Input records.
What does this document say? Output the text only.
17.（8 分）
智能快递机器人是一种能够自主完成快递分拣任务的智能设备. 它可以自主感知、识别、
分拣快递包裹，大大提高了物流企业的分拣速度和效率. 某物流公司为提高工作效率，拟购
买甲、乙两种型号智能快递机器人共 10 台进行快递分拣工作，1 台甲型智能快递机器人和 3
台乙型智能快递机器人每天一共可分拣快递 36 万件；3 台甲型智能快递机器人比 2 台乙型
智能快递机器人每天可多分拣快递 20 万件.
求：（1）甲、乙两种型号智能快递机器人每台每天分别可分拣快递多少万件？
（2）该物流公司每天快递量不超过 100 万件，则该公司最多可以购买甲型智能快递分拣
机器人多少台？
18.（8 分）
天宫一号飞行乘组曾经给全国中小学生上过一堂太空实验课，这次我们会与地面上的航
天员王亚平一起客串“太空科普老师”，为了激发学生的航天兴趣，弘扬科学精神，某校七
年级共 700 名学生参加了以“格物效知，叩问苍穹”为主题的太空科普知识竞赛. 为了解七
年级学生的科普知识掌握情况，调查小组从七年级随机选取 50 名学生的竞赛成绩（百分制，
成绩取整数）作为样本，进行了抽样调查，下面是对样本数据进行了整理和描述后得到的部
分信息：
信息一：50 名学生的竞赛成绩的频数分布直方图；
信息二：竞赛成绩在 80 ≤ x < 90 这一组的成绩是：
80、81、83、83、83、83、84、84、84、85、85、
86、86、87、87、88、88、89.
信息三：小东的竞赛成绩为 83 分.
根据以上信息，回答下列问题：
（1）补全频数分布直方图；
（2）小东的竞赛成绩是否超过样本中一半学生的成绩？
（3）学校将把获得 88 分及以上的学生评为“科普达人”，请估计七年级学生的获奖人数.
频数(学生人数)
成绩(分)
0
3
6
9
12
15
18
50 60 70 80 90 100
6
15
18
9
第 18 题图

Given problem. Exactly reproduce all of the entries above.

Solution to this exercise.
What does this document say? Output the text only.
17.（8 分）
智能快递机器人是一种能够自主完成快递分拣任务的智能设备. 它可以自主感知、识别、
分拣快递包裹，大大提高了物流企业的分拣速度和效率. 某物流公司为提高工作效率，拟购
买甲、乙两种型号智能快递机器人共 10 台进行快递分拣工作，1 台甲型智能快递机器人和 3
台乙型智能快递机器人每天一共可分拣快递 36 万件；3 台甲型智能快递机器人比 2 台乙型
智能快递机器人每天可多分拣快递 20 万件.
求：（1）甲、乙两种型号智能快递机器人每台每天分别可分拣快递多少万件？
（2）该物流公司每天快递量不超过 100 万件，则该公司最多可以购买甲型智能快递分拣
机器人多少台？
18.（8 分）
天宫一号飞行乘组曾经给全国中小学生上过一堂太空实验课，这次我们会与地面上的航
天员王亚平一起客串“太空科普老师”，为了激发学生的航天兴趣，弘扬科学精神，某校七
年级共 700 名学生参加了以“格物效知，叩问苍穹”为主题的太空科普知识竞赛. 为了解七
年级学生的科普知识掌握情况，调查小组从七年级随机选取 50 名学生的竞赛成绩（百分制，
成绩取整数）作为样本，进行了抽样调查，下面是对样本数据进行了整理和描述后得到的部
分信息：
信息一：50 名学生的竞赛成绩的频数分布直方图；
信息二：竞赛成绩在 80 ≤ x < 90 这一组的成绩是：
80、81、83、83、83、83、84、84、84、85、85、
86、86、87、87、88、88、89.
信息三：小东的竞赛成绩为 83 分.
根据以上信息，回答下列问题：
（1）补全频数分布直方图；
（2）小东的竞赛成绩是否超过样本中一半学生的成绩？
（3）学校将把获得 88 分及以上的学生评为“科普达人”，请估计七年级学生的获奖人数.
频数(学生人数)
成绩(分)
0
3
6
9
12
15
18
50 60 70 80 90 100
6
15
18
9
第 18 题图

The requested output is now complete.